▶ WORK REQUIRED: Retype each entry below exactly as it stands.

[Start MATERIAL SHOWN]

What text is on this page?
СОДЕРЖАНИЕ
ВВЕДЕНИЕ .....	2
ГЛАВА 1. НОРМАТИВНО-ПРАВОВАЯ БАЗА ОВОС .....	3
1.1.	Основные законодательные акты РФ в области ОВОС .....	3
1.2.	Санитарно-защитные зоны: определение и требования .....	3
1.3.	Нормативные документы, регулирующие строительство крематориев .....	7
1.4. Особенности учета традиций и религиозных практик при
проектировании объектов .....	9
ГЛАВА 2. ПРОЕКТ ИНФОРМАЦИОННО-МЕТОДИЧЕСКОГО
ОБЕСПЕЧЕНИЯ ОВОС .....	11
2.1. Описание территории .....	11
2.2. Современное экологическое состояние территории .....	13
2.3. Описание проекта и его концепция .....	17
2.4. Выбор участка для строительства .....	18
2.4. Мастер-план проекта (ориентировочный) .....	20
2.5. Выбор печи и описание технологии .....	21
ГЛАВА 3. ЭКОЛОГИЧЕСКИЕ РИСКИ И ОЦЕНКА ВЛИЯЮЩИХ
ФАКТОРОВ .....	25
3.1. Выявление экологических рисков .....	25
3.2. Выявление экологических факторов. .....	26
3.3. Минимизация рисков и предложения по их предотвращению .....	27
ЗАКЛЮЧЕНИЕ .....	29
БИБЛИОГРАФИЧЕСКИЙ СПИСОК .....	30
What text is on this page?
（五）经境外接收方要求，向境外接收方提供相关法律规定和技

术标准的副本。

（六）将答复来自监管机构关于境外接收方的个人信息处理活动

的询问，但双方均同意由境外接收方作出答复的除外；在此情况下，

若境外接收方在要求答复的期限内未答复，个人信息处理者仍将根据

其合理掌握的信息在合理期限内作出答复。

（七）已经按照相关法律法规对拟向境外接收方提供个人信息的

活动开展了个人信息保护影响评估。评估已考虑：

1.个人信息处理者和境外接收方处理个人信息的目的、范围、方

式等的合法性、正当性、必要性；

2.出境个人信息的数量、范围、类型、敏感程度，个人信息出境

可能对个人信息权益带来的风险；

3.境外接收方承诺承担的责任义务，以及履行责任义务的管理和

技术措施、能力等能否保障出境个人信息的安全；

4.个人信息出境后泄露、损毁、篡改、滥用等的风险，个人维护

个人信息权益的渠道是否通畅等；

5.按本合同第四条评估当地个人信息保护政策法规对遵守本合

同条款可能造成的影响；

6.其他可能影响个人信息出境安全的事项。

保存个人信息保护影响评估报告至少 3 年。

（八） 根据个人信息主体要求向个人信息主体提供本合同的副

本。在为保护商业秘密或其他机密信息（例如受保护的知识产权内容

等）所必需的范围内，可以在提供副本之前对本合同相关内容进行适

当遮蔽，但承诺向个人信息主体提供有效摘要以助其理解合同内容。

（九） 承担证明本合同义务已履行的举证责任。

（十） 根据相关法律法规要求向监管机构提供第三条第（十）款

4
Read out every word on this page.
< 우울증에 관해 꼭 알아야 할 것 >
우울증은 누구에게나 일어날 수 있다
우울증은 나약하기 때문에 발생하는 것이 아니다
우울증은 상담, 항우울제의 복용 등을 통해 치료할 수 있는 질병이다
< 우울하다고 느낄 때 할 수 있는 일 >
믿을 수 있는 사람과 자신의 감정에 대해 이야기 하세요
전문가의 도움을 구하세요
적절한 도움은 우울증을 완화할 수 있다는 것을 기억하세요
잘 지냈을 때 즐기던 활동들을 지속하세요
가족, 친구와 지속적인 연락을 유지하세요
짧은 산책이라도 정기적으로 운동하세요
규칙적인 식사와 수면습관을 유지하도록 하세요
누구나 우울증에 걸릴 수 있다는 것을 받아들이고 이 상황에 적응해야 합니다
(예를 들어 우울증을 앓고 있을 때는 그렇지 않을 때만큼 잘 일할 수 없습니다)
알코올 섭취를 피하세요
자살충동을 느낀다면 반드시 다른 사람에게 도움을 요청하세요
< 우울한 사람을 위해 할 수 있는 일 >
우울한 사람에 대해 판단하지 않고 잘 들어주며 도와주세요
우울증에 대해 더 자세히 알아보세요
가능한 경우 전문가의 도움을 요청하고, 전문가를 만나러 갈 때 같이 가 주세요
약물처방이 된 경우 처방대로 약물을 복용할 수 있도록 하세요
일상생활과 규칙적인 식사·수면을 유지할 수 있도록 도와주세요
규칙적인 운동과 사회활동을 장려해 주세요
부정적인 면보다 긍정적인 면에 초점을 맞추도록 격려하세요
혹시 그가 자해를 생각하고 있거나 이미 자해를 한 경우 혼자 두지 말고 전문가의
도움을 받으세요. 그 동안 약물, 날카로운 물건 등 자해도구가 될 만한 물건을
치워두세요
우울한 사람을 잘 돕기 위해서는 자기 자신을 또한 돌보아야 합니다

[End MATERIAL SHOWN]

▶ WRITTEN SOLUTION:
What text is on this page?
СОДЕРЖАНИЕ
ВВЕДЕНИЕ .....	2
ГЛАВА 1. НОРМАТИВНО-ПРАВОВАЯ БАЗА ОВОС .....	3
1.1.	Основные законодательные акты РФ в области ОВОС .....	3
1.2.	Санитарно-защитные зоны: определение и требования .....	3
1.3.	Нормативные документы, регулирующие строительство крематориев .....	7
1.4. Особенности учета традиций и религиозных практик при
проектировании объектов .....	9
ГЛАВА 2. ПРОЕКТ ИНФОРМАЦИОННО-МЕТОДИЧЕСКОГО
ОБЕСПЕЧЕНИЯ ОВОС .....	11
2.1. Описание территории .....	11
2.2. Современное экологическое состояние территории .....	13
2.3. Описание проекта и его концепция .....	17
2.4. Выбор участка для строительства .....	18
2.4. Мастер-план проекта (ориентировочный) .....	20
2.5. Выбор печи и описание технологии .....	21
ГЛАВА 3. ЭКОЛОГИЧЕСКИЕ РИСКИ И ОЦЕНКА ВЛИЯЮЩИХ
ФАКТОРОВ .....	25
3.1. Выявление экологических рисков .....	25
3.2. Выявление экологических факторов. .....	26
3.3. Минимизация рисков и предложения по их предотвращению .....	27
ЗАКЛЮЧЕНИЕ .....	29
БИБЛИОГРАФИЧЕСКИЙ СПИСОК .....	30
What text is on this page?
（五）经境外接收方要求，向境外接收方提供相关法律规定和技

术标准的副本。

（六）将答复来自监管机构关于境外接收方的个人信息处理活动

的询问，但双方均同意由境外接收方作出答复的除外；在此情况下，

若境外接收方在要求答复的期限内未答复，个人信息处理者仍将根据

其合理掌握的信息在合理期限内作出答复。

（七）已经按照相关法律法规对拟向境外接收方提供个人信息的

活动开展了个人信息保护影响评估。评估已考虑：

1.个人信息处理者和境外接收方处理个人信息的目的、范围、方

式等的合法性、正当性、必要性；

2.出境个人信息的数量、范围、类型、敏感程度，个人信息出境

可能对个人信息权益带来的风险；

3.境外接收方承诺承担的责任义务，以及履行责任义务的管理和

技术措施、能力等能否保障出境个人信息的安全；

4.个人信息出境后泄露、损毁、篡改、滥用等的风险，个人维护

个人信息权益的渠道是否通畅等；

5.按本合同第四条评估当地个人信息保护政策法规对遵守本合

同条款可能造成的影响；

6.其他可能影响个人信息出境安全的事项。

保存个人信息保护影响评估报告至少 3 年。

（八） 根据个人信息主体要求向个人信息主体提供本合同的副

本。在为保护商业秘密或其他机密信息（例如受保护的知识产权内容

等）所必需的范围内，可以在提供副本之前对本合同相关内容进行适

当遮蔽，但承诺向个人信息主体提供有效摘要以助其理解合同内容。

（九） 承担证明本合同义务已履行的举证责任。

（十） 根据相关法律法规要求向监管机构提供第三条第（十）款

4
Read out every word on this page.
< 우울증에 관해 꼭 알아야 할 것 >
우울증은 누구에게나 일어날 수 있다
우울증은 나약하기 때문에 발생하는 것이 아니다
우울증은 상담, 항우울제의 복용 등을 통해 치료할 수 있는 질병이다
< 우울하다고 느낄 때 할 수 있는 일 >
믿을 수 있는 사람과 자신의 감정에 대해 이야기 하세요
전문가의 도움을 구하세요
적절한 도움은 우울증을 완화할 수 있다는 것을 기억하세요
잘 지냈을 때 즐기던 활동들을 지속하세요
가족, 친구와 지속적인 연락을 유지하세요
짧은 산책이라도 정기적으로 운동하세요
규칙적인 식사와 수면습관을 유지하도록 하세요
누구나 우울증에 걸릴 수 있다는 것을 받아들이고 이 상황에 적응해야 합니다
(예를 들어 우울증을 앓고 있을 때는 그렇지 않을 때만큼 잘 일할 수 없습니다)
알코올 섭취를 피하세요
자살충동을 느낀다면 반드시 다른 사람에게 도움을 요청하세요
< 우울한 사람을 위해 할 수 있는 일 >
우울한 사람에 대해 판단하지 않고 잘 들어주며 도와주세요
우울증에 대해 더 자세히 알아보세요
가능한 경우 전문가의 도움을 요청하고, 전문가를 만나러 갈 때 같이 가 주세요
약물처방이 된 경우 처방대로 약물을 복용할 수 있도록 하세요
일상생활과 규칙적인 식사·수면을 유지할 수 있도록 도와주세요
규칙적인 운동과 사회활동을 장려해 주세요
부정적인 면보다 긍정적인 면에 초점을 맞추도록 격려하세요
혹시 그가 자해를 생각하고 있거나 이미 자해를 한 경우 혼자 두지 말고 전문가의
도움을 받으세요. 그 동안 약물, 날카로운 물건 등 자해도구가 될 만한 물건을
치워두세요
우울한 사람을 잘 돕기 위해서는 자기 자신을 또한 돌보아야 합니다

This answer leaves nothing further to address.